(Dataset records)
»»

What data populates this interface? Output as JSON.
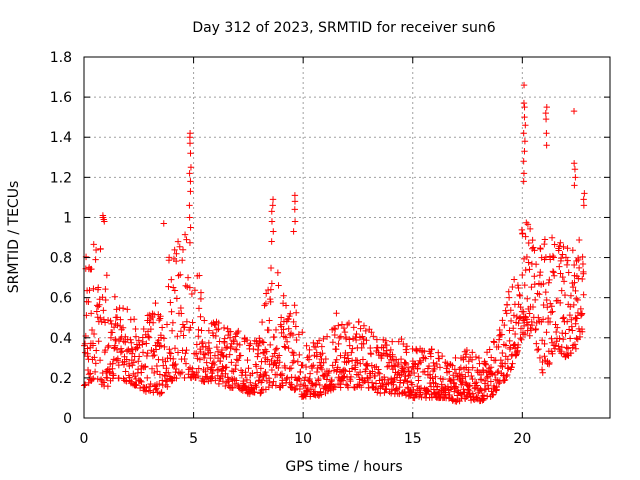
{
  "chart_data": {
    "type": "scatter",
    "title": "Day 312 of 2023, SRMTID for receiver sun6",
    "xlabel": "GPS time / hours",
    "ylabel": "SRMTID / TECUs",
    "xlim": [
      0,
      24
    ],
    "ylim": [
      0,
      1.8
    ],
    "x_ticks": [
      0,
      5,
      10,
      15,
      20
    ],
    "y_ticks": [
      0,
      0.2,
      0.4,
      0.6,
      0.8,
      1,
      1.2,
      1.4,
      1.6,
      1.8
    ],
    "x_tick_labels": [
      "0",
      "5",
      "10",
      "15",
      "20"
    ],
    "y_tick_labels": [
      "0",
      "0.2",
      "0.4",
      "0.6",
      "0.8",
      "1",
      "1.2",
      "1.4",
      "1.6",
      "1.8"
    ],
    "grid": true,
    "marker": "+",
    "color": "#ff0000",
    "envelope_hours": [
      0,
      0.5,
      1,
      1.5,
      2,
      2.5,
      3,
      3.5,
      4,
      4.5,
      5,
      5.5,
      6,
      6.5,
      7,
      7.5,
      8,
      8.5,
      9,
      9.5,
      10,
      10.5,
      11,
      11.5,
      12,
      12.5,
      13,
      13.5,
      14,
      14.5,
      15,
      15.5,
      16,
      16.5,
      17,
      17.5,
      18,
      18.5,
      19,
      19.5,
      20,
      20.5,
      21,
      21.5,
      22,
      22.5,
      22.8
    ],
    "envelope_low": [
      0.15,
      0.2,
      0.15,
      0.2,
      0.18,
      0.15,
      0.12,
      0.12,
      0.18,
      0.2,
      0.2,
      0.18,
      0.18,
      0.15,
      0.15,
      0.12,
      0.12,
      0.15,
      0.15,
      0.15,
      0.1,
      0.1,
      0.12,
      0.15,
      0.15,
      0.15,
      0.15,
      0.12,
      0.12,
      0.12,
      0.1,
      0.1,
      0.1,
      0.1,
      0.08,
      0.08,
      0.08,
      0.1,
      0.15,
      0.25,
      0.4,
      0.4,
      0.2,
      0.35,
      0.3,
      0.35,
      0.45
    ],
    "envelope_high": [
      0.85,
      0.95,
      0.75,
      0.6,
      0.55,
      0.45,
      0.55,
      0.65,
      0.85,
      0.95,
      0.9,
      0.55,
      0.5,
      0.45,
      0.45,
      0.4,
      0.4,
      0.8,
      0.7,
      0.6,
      0.45,
      0.4,
      0.4,
      0.55,
      0.5,
      0.5,
      0.45,
      0.4,
      0.4,
      0.4,
      0.35,
      0.35,
      0.35,
      0.3,
      0.3,
      0.35,
      0.3,
      0.35,
      0.45,
      0.7,
      1.0,
      0.95,
      0.9,
      0.9,
      0.85,
      0.9,
      0.95
    ],
    "spikes": [
      {
        "hour": 4.85,
        "values": [
          1.42,
          1.4,
          1.37,
          1.32,
          1.25,
          1.22,
          1.18,
          1.13,
          1.06,
          1.0,
          0.95
        ]
      },
      {
        "hour": 0.9,
        "values": [
          1.01,
          1.0,
          0.99,
          0.98
        ]
      },
      {
        "hour": 3.6,
        "values": [
          0.97
        ]
      },
      {
        "hour": 8.6,
        "values": [
          1.09,
          1.06,
          1.03,
          0.98,
          0.93,
          0.88
        ]
      },
      {
        "hour": 9.6,
        "values": [
          1.11,
          1.08,
          1.04,
          0.98,
          0.93
        ]
      },
      {
        "hour": 20.1,
        "values": [
          1.66,
          1.57,
          1.55,
          1.5,
          1.46,
          1.42,
          1.38,
          1.33,
          1.28,
          1.22,
          1.18
        ]
      },
      {
        "hour": 21.1,
        "values": [
          1.55,
          1.52,
          1.49,
          1.42,
          1.36
        ]
      },
      {
        "hour": 22.35,
        "values": [
          1.53
        ]
      },
      {
        "hour": 22.4,
        "values": [
          1.27,
          1.24,
          1.2,
          1.16
        ]
      },
      {
        "hour": 22.8,
        "values": [
          1.12,
          1.09,
          1.06
        ]
      }
    ]
  }
}
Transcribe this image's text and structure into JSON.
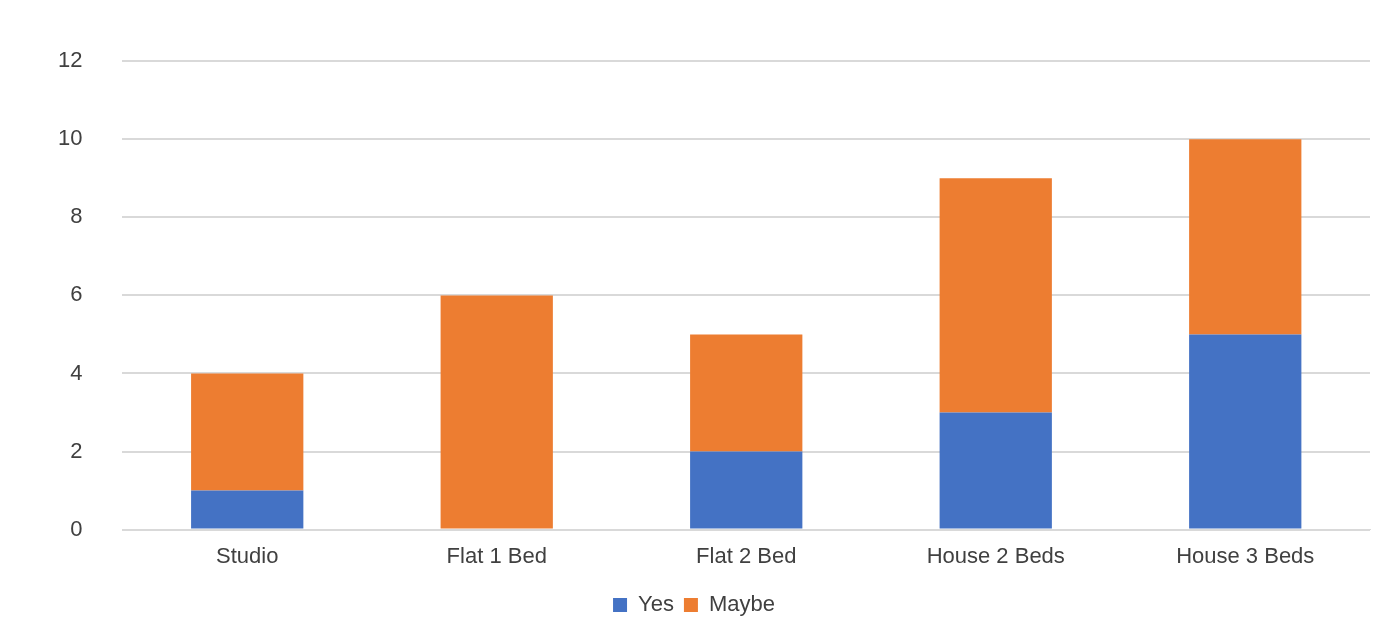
{
  "chart_data": {
    "type": "bar",
    "stacked": true,
    "categories": [
      "Studio",
      "Flat 1 Bed",
      "Flat 2 Bed",
      "House 2 Beds",
      "House 3 Beds"
    ],
    "series": [
      {
        "name": "Yes",
        "color": "#4472c4",
        "values": [
          1,
          0,
          2,
          3,
          5
        ]
      },
      {
        "name": "Maybe",
        "color": "#ed7d31",
        "values": [
          3,
          6,
          3,
          6,
          5
        ]
      }
    ],
    "ylim": [
      0,
      12
    ],
    "yticks": [
      0,
      2,
      4,
      6,
      8,
      10,
      12
    ],
    "grid": "y",
    "legend": "bottom"
  }
}
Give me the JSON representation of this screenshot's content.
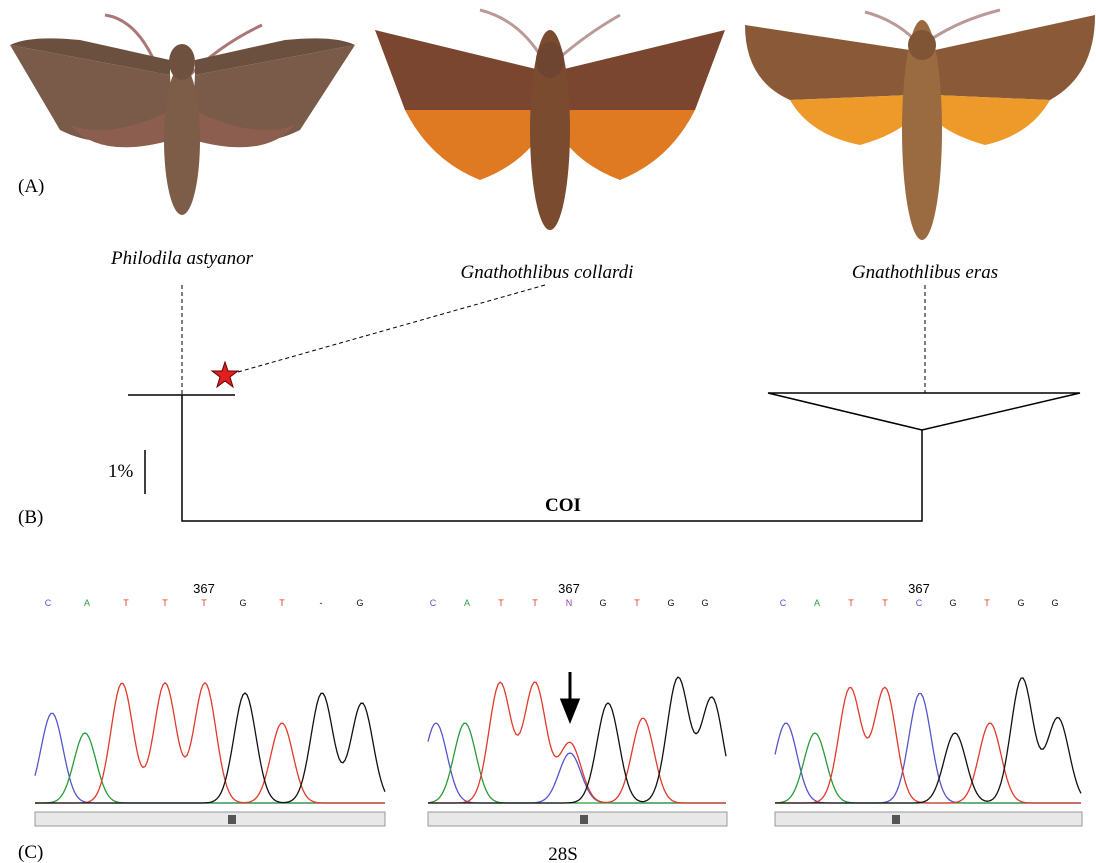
{
  "panels": {
    "a": {
      "label": "(A)",
      "species": [
        "Philodila astyanor",
        "Gnathothlibus collardi",
        "Gnathothlibus eras"
      ]
    },
    "b": {
      "label": "(B)",
      "scale": "1%",
      "gene": "COI"
    },
    "c": {
      "label": "(C)",
      "gene": "28S",
      "traces": [
        {
          "position": "367",
          "bases": [
            "C",
            "A",
            "T",
            "T",
            "T",
            "G",
            "T",
            "-",
            "G"
          ]
        },
        {
          "position": "367",
          "bases": [
            "C",
            "A",
            "T",
            "T",
            "N",
            "G",
            "T",
            "G",
            "G"
          ]
        },
        {
          "position": "367",
          "bases": [
            "C",
            "A",
            "T",
            "T",
            "C",
            "G",
            "T",
            "G",
            "G"
          ]
        }
      ]
    }
  }
}
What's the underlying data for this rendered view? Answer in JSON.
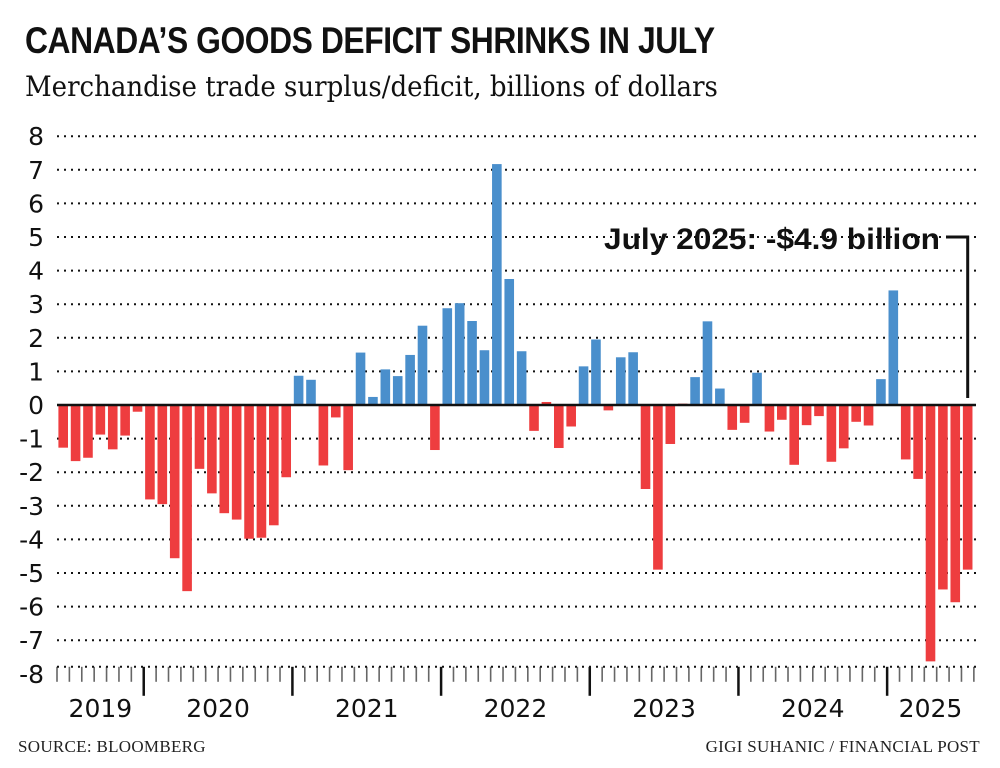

««

• _THE REQUEST_:
Generate a word-for-word copy of the preceding records, excluding all pictures.

• _THE RESULT_:
What data populates this interface? Output as JSON.
{
  "chart_data": {
    "type": "scatter",
    "title": "Day 312 of 2023, SRMTID for receiver sun6",
    "xlabel": "GPS time / hours",
    "ylabel": "SRMTID / TECUs",
    "xlim": [
      0,
      24
    ],
    "ylim": [
      0,
      1.8
    ],
    "x_ticks": [
      0,
      5,
      10,
      15,
      20
    ],
    "y_ticks": [
      0,
      0.2,
      0.4,
      0.6,
      0.8,
      1,
      1.2,
      1.4,
      1.6,
      1.8
    ],
    "x_tick_labels": [
      "0",
      "5",
      "10",
      "15",
      "20"
    ],
    "y_tick_labels": [
      "0",
      "0.2",
      "0.4",
      "0.6",
      "0.8",
      "1",
      "1.2",
      "1.4",
      "1.6",
      "1.8"
    ],
    "grid": true,
    "marker": "+",
    "color": "#ff0000",
    "envelope_hours": [
      0,
      0.5,
      1,
      1.5,
      2,
      2.5,
      3,
      3.5,
      4,
      4.5,
      5,
      5.5,
      6,
      6.5,
      7,
      7.5,
      8,
      8.5,
      9,
      9.5,
      10,
      10.5,
      11,
      11.5,
      12,
      12.5,
      13,
      13.5,
      14,
      14.5,
      15,
      15.5,
      16,
      16.5,
      17,
      17.5,
      18,
      18.5,
      19,
      19.5,
      20,
      20.5,
      21,
      21.5,
      22,
      22.5,
      22.8
    ],
    "envelope_low": [
      0.15,
      0.2,
      0.15,
      0.2,
      0.18,
      0.15,
      0.12,
      0.12,
      0.18,
      0.2,
      0.2,
      0.18,
      0.18,
      0.15,
      0.15,
      0.12,
      0.12,
      0.15,
      0.15,
      0.15,
      0.1,
      0.1,
      0.12,
      0.15,
      0.15,
      0.15,
      0.15,
      0.12,
      0.12,
      0.12,
      0.1,
      0.1,
      0.1,
      0.1,
      0.08,
      0.08,
      0.08,
      0.1,
      0.15,
      0.25,
      0.4,
      0.4,
      0.2,
      0.35,
      0.3,
      0.35,
      0.45
    ],
    "envelope_high": [
      0.85,
      0.95,
      0.75,
      0.6,
      0.55,
      0.45,
      0.55,
      0.65,
      0.85,
      0.95,
      0.9,
      0.55,
      0.5,
      0.45,
      0.45,
      0.4,
      0.4,
      0.8,
      0.7,
      0.6,
      0.45,
      0.4,
      0.4,
      0.55,
      0.5,
      0.5,
      0.45,
      0.4,
      0.4,
      0.4,
      0.35,
      0.35,
      0.35,
      0.3,
      0.3,
      0.35,
      0.3,
      0.35,
      0.45,
      0.7,
      1.0,
      0.95,
      0.9,
      0.9,
      0.85,
      0.9,
      0.95
    ],
    "spikes": [
      {
        "hour": 4.85,
        "values": [
          1.42,
          1.4,
          1.37,
          1.32,
          1.25,
          1.22,
          1.18,
          1.13,
          1.06,
          1.0,
          0.95
        ]
      },
      {
        "hour": 0.9,
        "values": [
          1.01,
          1.0,
          0.99,
          0.98
        ]
      },
      {
        "hour": 3.6,
        "values": [
          0.97
        ]
      },
      {
        "hour": 8.6,
        "values": [
          1.09,
          1.06,
          1.03,
          0.98,
          0.93,
          0.88
        ]
      },
      {
        "hour": 9.6,
        "values": [
          1.11,
          1.08,
          1.04,
          0.98,
          0.93
        ]
      },
      {
        "hour": 20.1,
        "values": [
          1.66,
          1.57,
          1.55,
          1.5,
          1.46,
          1.42,
          1.38,
          1.33,
          1.28,
          1.22,
          1.18
        ]
      },
      {
        "hour": 21.1,
        "values": [
          1.55,
          1.52,
          1.49,
          1.42,
          1.36
        ]
      },
      {
        "hour": 22.35,
        "values": [
          1.53
        ]
      },
      {
        "hour": 22.4,
        "values": [
          1.27,
          1.24,
          1.2,
          1.16
        ]
      },
      {
        "hour": 22.8,
        "values": [
          1.12,
          1.09,
          1.06
        ]
      }
    ]
  }
}
Transcribe this image's text and structure into JSON.
{
  "chart_data": {
    "type": "bar",
    "stacked": true,
    "categories": [
      "Studio",
      "Flat 1 Bed",
      "Flat 2 Bed",
      "House 2 Beds",
      "House 3 Beds"
    ],
    "series": [
      {
        "name": "Yes",
        "color": "#4472c4",
        "values": [
          1,
          0,
          2,
          3,
          5
        ]
      },
      {
        "name": "Maybe",
        "color": "#ed7d31",
        "values": [
          3,
          6,
          3,
          6,
          5
        ]
      }
    ],
    "ylim": [
      0,
      12
    ],
    "yticks": [
      0,
      2,
      4,
      6,
      8,
      10,
      12
    ],
    "grid": "y",
    "legend": "bottom"
  }
}
Give me the JSON representation of this screenshot's content.
{
  "panels": {
    "a": {
      "label": "(A)",
      "species": [
        "Philodila astyanor",
        "Gnathothlibus collardi",
        "Gnathothlibus eras"
      ]
    },
    "b": {
      "label": "(B)",
      "scale": "1%",
      "gene": "COI"
    },
    "c": {
      "label": "(C)",
      "gene": "28S",
      "traces": [
        {
          "position": "367",
          "bases": [
            "C",
            "A",
            "T",
            "T",
            "T",
            "G",
            "T",
            "-",
            "G"
          ]
        },
        {
          "position": "367",
          "bases": [
            "C",
            "A",
            "T",
            "T",
            "N",
            "G",
            "T",
            "G",
            "G"
          ]
        },
        {
          "position": "367",
          "bases": [
            "C",
            "A",
            "T",
            "T",
            "C",
            "G",
            "T",
            "G",
            "G"
          ]
        }
      ]
    }
  }
}
What's the underlying data for this rendered view? Answer in JSON.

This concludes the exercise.